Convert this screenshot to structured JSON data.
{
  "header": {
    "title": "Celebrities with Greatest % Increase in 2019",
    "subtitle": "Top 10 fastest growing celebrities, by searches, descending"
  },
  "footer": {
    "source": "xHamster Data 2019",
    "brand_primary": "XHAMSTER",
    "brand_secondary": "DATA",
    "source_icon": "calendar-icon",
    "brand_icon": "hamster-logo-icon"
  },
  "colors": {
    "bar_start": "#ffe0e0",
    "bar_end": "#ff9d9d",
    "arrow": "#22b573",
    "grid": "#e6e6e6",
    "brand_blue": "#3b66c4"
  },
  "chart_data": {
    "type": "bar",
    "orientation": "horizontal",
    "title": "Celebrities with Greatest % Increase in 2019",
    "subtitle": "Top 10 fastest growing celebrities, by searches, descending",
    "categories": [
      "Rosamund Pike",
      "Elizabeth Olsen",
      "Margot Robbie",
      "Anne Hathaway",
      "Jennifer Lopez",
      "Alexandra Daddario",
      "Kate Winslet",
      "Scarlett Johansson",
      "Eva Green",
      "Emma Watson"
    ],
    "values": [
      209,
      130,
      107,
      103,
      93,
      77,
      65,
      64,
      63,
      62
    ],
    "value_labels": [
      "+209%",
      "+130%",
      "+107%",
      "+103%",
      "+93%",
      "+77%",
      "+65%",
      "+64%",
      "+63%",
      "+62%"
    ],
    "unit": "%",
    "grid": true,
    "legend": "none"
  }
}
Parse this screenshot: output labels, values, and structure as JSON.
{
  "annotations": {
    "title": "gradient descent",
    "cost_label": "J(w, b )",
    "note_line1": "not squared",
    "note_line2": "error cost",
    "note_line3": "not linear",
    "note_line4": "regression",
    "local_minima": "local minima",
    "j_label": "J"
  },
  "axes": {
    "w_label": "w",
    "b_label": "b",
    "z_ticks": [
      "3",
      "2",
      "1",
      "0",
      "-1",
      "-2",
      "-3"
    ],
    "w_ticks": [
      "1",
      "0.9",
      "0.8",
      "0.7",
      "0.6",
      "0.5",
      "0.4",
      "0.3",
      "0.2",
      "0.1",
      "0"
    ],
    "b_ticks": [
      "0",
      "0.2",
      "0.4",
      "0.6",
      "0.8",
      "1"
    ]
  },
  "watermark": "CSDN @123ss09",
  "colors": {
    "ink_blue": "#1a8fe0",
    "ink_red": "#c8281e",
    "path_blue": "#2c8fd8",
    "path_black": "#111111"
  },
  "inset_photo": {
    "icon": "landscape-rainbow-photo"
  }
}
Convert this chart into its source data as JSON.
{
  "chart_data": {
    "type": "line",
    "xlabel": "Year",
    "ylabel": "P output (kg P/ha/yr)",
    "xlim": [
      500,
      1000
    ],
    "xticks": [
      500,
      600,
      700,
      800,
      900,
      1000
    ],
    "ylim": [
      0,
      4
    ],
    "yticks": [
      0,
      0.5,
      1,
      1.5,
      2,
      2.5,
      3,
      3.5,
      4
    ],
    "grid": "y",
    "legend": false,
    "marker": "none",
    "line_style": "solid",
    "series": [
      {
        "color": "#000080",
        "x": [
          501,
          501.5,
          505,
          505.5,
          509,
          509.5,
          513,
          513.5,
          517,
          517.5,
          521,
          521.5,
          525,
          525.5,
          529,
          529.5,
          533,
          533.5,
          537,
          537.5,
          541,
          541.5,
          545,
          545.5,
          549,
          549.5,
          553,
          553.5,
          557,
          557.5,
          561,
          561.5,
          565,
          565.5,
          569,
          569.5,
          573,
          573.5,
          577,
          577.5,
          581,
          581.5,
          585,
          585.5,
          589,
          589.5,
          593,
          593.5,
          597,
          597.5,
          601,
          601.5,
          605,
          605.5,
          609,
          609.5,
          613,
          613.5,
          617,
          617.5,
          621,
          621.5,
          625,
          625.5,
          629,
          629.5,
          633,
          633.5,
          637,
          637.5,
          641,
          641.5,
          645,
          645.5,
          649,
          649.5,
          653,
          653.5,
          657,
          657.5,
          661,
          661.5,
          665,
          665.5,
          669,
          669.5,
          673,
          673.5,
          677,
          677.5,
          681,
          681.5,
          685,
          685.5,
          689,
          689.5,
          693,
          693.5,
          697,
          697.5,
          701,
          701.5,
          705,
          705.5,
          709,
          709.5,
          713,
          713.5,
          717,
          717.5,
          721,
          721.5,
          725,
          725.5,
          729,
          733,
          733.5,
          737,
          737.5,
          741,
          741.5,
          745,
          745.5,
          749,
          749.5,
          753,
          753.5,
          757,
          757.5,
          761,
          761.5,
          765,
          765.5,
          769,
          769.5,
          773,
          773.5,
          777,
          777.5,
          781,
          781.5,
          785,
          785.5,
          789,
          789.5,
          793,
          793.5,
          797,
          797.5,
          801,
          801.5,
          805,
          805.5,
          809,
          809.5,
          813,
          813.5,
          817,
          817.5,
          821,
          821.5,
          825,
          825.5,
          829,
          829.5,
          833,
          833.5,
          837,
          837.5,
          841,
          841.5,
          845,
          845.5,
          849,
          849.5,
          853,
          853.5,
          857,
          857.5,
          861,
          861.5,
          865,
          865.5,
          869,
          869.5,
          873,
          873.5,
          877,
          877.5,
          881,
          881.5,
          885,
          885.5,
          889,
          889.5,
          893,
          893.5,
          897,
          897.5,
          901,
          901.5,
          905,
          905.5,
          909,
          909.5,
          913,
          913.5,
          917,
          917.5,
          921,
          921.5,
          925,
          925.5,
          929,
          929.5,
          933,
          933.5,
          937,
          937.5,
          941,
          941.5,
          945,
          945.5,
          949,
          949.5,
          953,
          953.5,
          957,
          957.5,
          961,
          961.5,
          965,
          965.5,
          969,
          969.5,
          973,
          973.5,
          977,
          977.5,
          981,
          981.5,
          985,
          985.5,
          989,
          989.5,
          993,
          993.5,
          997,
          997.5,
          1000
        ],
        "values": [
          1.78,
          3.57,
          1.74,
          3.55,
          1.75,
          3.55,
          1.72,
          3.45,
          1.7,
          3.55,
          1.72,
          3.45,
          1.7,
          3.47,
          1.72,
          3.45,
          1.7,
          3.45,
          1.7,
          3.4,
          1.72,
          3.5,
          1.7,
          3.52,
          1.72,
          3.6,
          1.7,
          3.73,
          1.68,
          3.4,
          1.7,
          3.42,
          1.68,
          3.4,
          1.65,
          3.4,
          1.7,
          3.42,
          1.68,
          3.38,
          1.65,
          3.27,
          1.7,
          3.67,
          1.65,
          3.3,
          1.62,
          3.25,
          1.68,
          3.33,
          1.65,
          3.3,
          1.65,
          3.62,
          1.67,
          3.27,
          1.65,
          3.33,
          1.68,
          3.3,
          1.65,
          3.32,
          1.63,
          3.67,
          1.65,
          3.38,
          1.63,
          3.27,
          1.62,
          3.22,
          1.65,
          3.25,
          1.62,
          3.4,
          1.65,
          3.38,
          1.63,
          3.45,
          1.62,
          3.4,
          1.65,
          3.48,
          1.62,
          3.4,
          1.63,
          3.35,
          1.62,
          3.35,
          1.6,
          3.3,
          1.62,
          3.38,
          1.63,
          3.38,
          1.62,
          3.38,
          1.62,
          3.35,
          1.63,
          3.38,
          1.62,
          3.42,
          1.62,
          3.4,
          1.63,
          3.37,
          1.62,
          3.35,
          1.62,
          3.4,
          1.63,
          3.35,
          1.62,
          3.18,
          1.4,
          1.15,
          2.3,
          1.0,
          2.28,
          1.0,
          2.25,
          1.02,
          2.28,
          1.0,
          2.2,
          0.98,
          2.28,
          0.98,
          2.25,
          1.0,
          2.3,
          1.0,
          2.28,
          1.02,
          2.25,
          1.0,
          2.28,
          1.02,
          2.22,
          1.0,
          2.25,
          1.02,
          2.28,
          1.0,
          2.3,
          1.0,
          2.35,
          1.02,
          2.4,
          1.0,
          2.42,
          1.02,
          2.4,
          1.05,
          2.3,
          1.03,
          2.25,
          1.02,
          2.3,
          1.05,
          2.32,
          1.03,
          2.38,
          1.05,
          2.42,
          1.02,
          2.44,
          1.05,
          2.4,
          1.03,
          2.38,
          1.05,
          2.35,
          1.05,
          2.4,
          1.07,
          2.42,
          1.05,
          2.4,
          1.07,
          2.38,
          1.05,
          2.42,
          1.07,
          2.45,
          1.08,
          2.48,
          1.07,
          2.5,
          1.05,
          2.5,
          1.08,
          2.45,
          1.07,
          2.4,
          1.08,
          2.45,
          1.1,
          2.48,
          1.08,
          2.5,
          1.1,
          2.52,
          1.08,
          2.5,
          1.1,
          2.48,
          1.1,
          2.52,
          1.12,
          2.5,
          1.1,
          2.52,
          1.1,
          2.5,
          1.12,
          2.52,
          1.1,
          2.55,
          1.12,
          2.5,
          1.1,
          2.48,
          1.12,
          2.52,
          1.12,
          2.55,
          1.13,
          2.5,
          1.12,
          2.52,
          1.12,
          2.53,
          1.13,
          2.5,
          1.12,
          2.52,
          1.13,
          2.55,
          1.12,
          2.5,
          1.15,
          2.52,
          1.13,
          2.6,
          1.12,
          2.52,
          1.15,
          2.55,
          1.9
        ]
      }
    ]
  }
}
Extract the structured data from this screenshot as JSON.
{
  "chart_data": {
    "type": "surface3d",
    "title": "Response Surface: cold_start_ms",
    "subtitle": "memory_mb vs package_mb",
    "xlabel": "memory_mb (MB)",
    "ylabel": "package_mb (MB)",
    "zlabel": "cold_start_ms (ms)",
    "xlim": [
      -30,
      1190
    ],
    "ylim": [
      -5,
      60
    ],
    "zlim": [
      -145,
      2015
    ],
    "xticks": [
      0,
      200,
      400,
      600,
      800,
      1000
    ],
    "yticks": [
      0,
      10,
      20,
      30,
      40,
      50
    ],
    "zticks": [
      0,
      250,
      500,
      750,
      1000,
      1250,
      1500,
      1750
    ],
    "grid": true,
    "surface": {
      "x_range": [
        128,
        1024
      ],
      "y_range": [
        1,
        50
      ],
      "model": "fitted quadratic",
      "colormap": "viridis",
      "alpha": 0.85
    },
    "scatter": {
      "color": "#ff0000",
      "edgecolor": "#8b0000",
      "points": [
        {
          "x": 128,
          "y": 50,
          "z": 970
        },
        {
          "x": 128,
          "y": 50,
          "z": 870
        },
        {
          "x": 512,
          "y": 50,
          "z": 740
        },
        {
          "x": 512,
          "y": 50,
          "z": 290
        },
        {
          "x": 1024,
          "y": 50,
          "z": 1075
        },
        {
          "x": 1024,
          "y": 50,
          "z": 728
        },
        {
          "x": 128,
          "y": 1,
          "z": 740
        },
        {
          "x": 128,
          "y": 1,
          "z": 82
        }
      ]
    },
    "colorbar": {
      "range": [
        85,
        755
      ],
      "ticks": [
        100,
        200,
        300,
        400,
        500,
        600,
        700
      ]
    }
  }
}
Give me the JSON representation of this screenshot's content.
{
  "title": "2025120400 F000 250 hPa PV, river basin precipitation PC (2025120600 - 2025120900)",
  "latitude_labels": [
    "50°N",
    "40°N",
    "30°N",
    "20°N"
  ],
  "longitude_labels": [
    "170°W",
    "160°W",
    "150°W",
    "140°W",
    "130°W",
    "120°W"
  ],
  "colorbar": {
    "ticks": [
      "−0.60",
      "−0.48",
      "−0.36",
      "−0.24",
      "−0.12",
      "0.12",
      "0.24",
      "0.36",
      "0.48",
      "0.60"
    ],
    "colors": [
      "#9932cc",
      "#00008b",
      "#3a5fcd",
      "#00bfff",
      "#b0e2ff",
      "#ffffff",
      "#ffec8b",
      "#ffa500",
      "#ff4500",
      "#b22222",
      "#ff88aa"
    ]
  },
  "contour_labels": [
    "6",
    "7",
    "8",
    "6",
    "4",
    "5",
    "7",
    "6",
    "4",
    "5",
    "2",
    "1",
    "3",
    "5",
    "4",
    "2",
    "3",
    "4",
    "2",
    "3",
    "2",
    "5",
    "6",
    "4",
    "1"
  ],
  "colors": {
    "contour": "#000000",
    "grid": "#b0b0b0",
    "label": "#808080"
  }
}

◆ WHAT YOU ARE ASKED TO DO
Report the number of lines containing the string "screenshot" and add nothing to it.

◆ RESPONSE TO THE TASK
4